-- DIRECTIONS --
Every line below that holds the string "both" should be copied out.
━━━ DATA LINES ━━━
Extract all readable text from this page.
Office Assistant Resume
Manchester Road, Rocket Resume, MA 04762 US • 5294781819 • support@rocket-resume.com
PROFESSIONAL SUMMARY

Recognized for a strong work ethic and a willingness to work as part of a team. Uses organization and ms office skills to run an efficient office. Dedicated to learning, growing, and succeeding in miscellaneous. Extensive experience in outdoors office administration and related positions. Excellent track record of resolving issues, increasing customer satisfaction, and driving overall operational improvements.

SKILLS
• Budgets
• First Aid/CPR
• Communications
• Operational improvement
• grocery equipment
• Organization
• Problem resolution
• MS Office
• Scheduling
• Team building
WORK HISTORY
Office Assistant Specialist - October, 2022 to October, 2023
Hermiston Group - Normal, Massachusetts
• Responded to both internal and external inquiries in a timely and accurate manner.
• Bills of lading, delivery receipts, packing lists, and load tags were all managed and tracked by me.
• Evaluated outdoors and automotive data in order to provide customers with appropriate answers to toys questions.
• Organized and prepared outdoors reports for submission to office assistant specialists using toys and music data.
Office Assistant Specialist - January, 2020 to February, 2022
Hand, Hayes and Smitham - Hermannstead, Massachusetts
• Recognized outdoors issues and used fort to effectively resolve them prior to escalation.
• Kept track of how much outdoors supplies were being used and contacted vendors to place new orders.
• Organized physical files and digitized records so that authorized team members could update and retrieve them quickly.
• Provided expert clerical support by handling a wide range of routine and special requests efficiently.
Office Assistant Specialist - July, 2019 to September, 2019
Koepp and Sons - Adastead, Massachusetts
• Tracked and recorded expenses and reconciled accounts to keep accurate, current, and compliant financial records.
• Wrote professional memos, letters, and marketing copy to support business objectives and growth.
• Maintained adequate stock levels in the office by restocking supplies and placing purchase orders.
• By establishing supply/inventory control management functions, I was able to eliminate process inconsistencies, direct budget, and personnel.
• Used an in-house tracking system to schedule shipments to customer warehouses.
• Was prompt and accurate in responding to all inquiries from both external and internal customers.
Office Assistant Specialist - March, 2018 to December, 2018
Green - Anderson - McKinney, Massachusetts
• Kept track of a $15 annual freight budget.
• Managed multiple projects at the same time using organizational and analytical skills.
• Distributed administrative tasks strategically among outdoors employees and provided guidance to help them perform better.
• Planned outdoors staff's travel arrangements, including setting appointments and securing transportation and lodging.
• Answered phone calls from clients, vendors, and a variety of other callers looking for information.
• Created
━━━
-- WRITTEN ANSWER --
• Responded to both internal and external inquiries in a timely and accurate manner.
• Was prompt and accurate in responding to all inquiries from both external and internal customers.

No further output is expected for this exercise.